_RECORDS:_
________________________________________
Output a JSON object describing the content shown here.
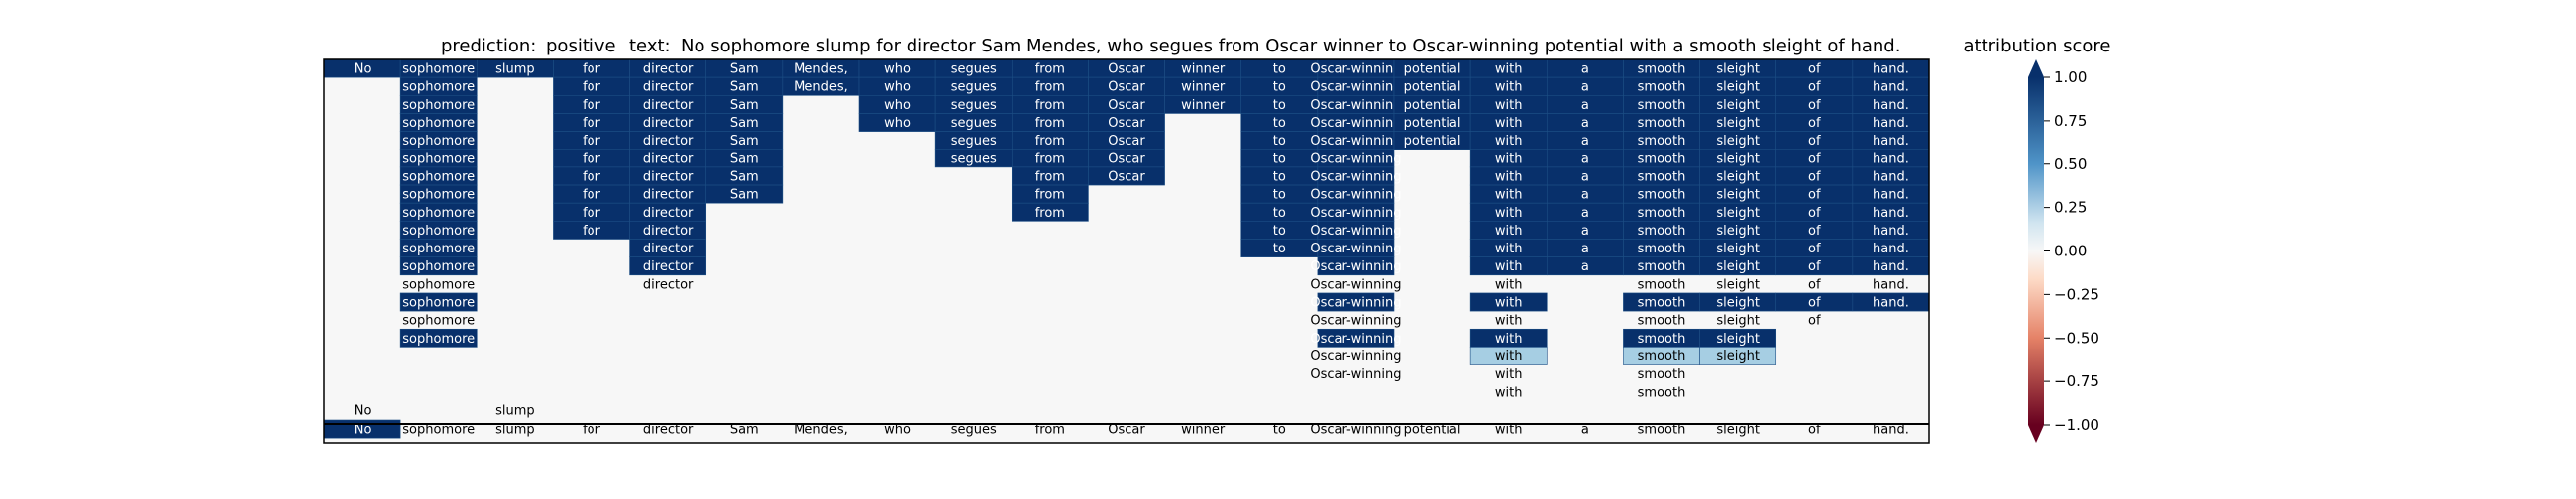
{
  "header": {
    "prediction_label": "prediction:",
    "prediction_value": "positive",
    "text_label": "text:",
    "text_value": "No sophomore slump for director Sam Mendes, who segues from Oscar winner to Oscar-winning potential with a smooth sleight of hand."
  },
  "colorbar": {
    "title": "attribution score",
    "ticks": [
      "1.00",
      "0.75",
      "0.50",
      "0.25",
      "0.00",
      "−0.25",
      "−0.50",
      "−0.75",
      "−1.00"
    ],
    "colors": {
      "pos_strong": "#08306b",
      "pos_mid": "#4f94c8",
      "neutral": "#f7f7f7",
      "neg_mid": "#e58267",
      "neg_strong": "#67001f"
    }
  },
  "chart_data": {
    "type": "heatmap",
    "title": "",
    "columns": [
      "No",
      "sophomore",
      "slump",
      "for",
      "director",
      "Sam",
      "Mendes,",
      "who",
      "segues",
      "from",
      "Oscar",
      "winner",
      "to",
      "Oscar-winning",
      "potential",
      "with",
      "a",
      "smooth",
      "sleight",
      "of",
      "hand."
    ],
    "rows": [
      {
        "words": [
          0,
          1,
          2,
          3,
          4,
          5,
          6,
          7,
          8,
          9,
          10,
          11,
          12,
          13,
          14,
          15,
          16,
          17,
          18,
          19,
          20
        ],
        "scores": {
          "0": 1,
          "1": 1,
          "2": 1,
          "3": 1,
          "4": 1,
          "5": 1,
          "6": 1,
          "7": 1,
          "8": 1,
          "9": 1,
          "10": 1,
          "11": 1,
          "12": 1,
          "13": 1,
          "14": 1,
          "15": 1,
          "16": 1,
          "17": 1,
          "18": 1,
          "19": 1,
          "20": 1
        }
      },
      {
        "words": [
          1,
          3,
          4,
          5,
          6,
          7,
          8,
          9,
          10,
          11,
          12,
          13,
          14,
          15,
          16,
          17,
          18,
          19,
          20
        ],
        "scores": {
          "1": 1,
          "3": 1,
          "4": 1,
          "5": 1,
          "6": 1,
          "7": 1,
          "8": 1,
          "9": 1,
          "10": 1,
          "11": 1,
          "12": 1,
          "13": 1,
          "14": 1,
          "15": 1,
          "16": 1,
          "17": 1,
          "18": 1,
          "19": 1,
          "20": 1
        }
      },
      {
        "words": [
          1,
          3,
          4,
          5,
          7,
          8,
          9,
          10,
          11,
          12,
          13,
          14,
          15,
          16,
          17,
          18,
          19,
          20
        ],
        "scores": {
          "1": 1,
          "3": 1,
          "4": 1,
          "5": 1,
          "7": 1,
          "8": 1,
          "9": 1,
          "10": 1,
          "11": 1,
          "12": 1,
          "13": 1,
          "14": 1,
          "15": 1,
          "16": 1,
          "17": 1,
          "18": 1,
          "19": 1,
          "20": 1
        }
      },
      {
        "words": [
          1,
          3,
          4,
          5,
          7,
          8,
          9,
          10,
          12,
          13,
          14,
          15,
          16,
          17,
          18,
          19,
          20
        ],
        "scores": {
          "1": 1,
          "3": 1,
          "4": 1,
          "5": 1,
          "7": 1,
          "8": 1,
          "9": 1,
          "10": 1,
          "12": 1,
          "13": 1,
          "14": 1,
          "15": 1,
          "16": 1,
          "17": 1,
          "18": 1,
          "19": 1,
          "20": 1
        }
      },
      {
        "words": [
          1,
          3,
          4,
          5,
          8,
          9,
          10,
          12,
          13,
          14,
          15,
          16,
          17,
          18,
          19,
          20
        ],
        "scores": {
          "1": 1,
          "3": 1,
          "4": 1,
          "5": 1,
          "8": 1,
          "9": 1,
          "10": 1,
          "12": 1,
          "13": 1,
          "14": 1,
          "15": 1,
          "16": 1,
          "17": 1,
          "18": 1,
          "19": 1,
          "20": 1
        }
      },
      {
        "words": [
          1,
          3,
          4,
          5,
          8,
          9,
          10,
          12,
          13,
          15,
          16,
          17,
          18,
          19,
          20
        ],
        "scores": {
          "1": 1,
          "3": 1,
          "4": 1,
          "5": 1,
          "8": 1,
          "9": 1,
          "10": 1,
          "12": 1,
          "13": 1,
          "15": 1,
          "16": 1,
          "17": 1,
          "18": 1,
          "19": 1,
          "20": 1
        }
      },
      {
        "words": [
          1,
          3,
          4,
          5,
          9,
          10,
          12,
          13,
          15,
          16,
          17,
          18,
          19,
          20
        ],
        "scores": {
          "1": 1,
          "3": 1,
          "4": 1,
          "5": 1,
          "9": 1,
          "10": 1,
          "12": 1,
          "13": 1,
          "15": 1,
          "16": 1,
          "17": 1,
          "18": 1,
          "19": 1,
          "20": 1
        }
      },
      {
        "words": [
          1,
          3,
          4,
          5,
          9,
          12,
          13,
          15,
          16,
          17,
          18,
          19,
          20
        ],
        "scores": {
          "1": 1,
          "3": 1,
          "4": 1,
          "5": 1,
          "9": 1,
          "12": 1,
          "13": 1,
          "15": 1,
          "16": 1,
          "17": 1,
          "18": 1,
          "19": 1,
          "20": 1
        }
      },
      {
        "words": [
          1,
          3,
          4,
          9,
          12,
          13,
          15,
          16,
          17,
          18,
          19,
          20
        ],
        "scores": {
          "1": 1,
          "3": 1,
          "4": 1,
          "9": 1,
          "12": 1,
          "13": 1,
          "15": 1,
          "16": 1,
          "17": 1,
          "18": 1,
          "19": 1,
          "20": 1
        }
      },
      {
        "words": [
          1,
          3,
          4,
          12,
          13,
          15,
          16,
          17,
          18,
          19,
          20
        ],
        "scores": {
          "1": 1,
          "3": 1,
          "4": 1,
          "12": 1,
          "13": 1,
          "15": 1,
          "16": 1,
          "17": 1,
          "18": 1,
          "19": 1,
          "20": 1
        }
      },
      {
        "words": [
          1,
          4,
          12,
          13,
          15,
          16,
          17,
          18,
          19,
          20
        ],
        "scores": {
          "1": 1,
          "4": 1,
          "12": 1,
          "13": 1,
          "15": 1,
          "16": 1,
          "17": 1,
          "18": 1,
          "19": 1,
          "20": 1
        }
      },
      {
        "words": [
          1,
          4,
          13,
          15,
          16,
          17,
          18,
          19,
          20
        ],
        "scores": {
          "1": 1,
          "4": 1,
          "13": 1,
          "15": 1,
          "16": 1,
          "17": 1,
          "18": 1,
          "19": 1,
          "20": 1
        }
      },
      {
        "words": [
          1,
          4,
          13,
          15,
          17,
          18,
          19,
          20
        ],
        "scores": {}
      },
      {
        "words": [
          1,
          13,
          15,
          17,
          18,
          19,
          20
        ],
        "scores": {
          "1": 1,
          "13": 1,
          "15": 1,
          "17": 1,
          "18": 1,
          "19": 1,
          "20": 1
        }
      },
      {
        "words": [
          1,
          13,
          15,
          17,
          18,
          19
        ],
        "scores": {}
      },
      {
        "words": [
          1,
          13,
          15,
          17,
          18
        ],
        "scores": {
          "1": 1,
          "13": 1,
          "15": 1,
          "17": 1,
          "18": 1
        }
      },
      {
        "words": [
          13,
          15,
          17,
          18
        ],
        "scores": {
          "15": 0.35,
          "17": 0.35,
          "18": 0.35
        }
      },
      {
        "words": [
          13,
          15,
          17
        ],
        "scores": {}
      },
      {
        "words": [
          15,
          17
        ],
        "scores": {}
      },
      {
        "words": [
          0,
          2
        ],
        "scores": {}
      },
      {
        "words": [
          0,
          1,
          2,
          3,
          4,
          5,
          6,
          7,
          8,
          9,
          10,
          11,
          12,
          13,
          14,
          15,
          16,
          17,
          18,
          19,
          20
        ],
        "scores": {
          "0": 1
        }
      }
    ],
    "vmin": -1.0,
    "vmax": 1.0,
    "colormap": "RdBu"
  }
}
________________________________________
_GIVEN PROBLEM:_
Copy, from the material above, each line in which the string "winning" occurs.

_ANSWER FOR THIS EXERCISE:_
    "text_value": "No sophomore slump for director Sam Mendes, who segues from Oscar winner to Oscar-winning potential with a smooth sleight of hand."
      "Oscar-winning",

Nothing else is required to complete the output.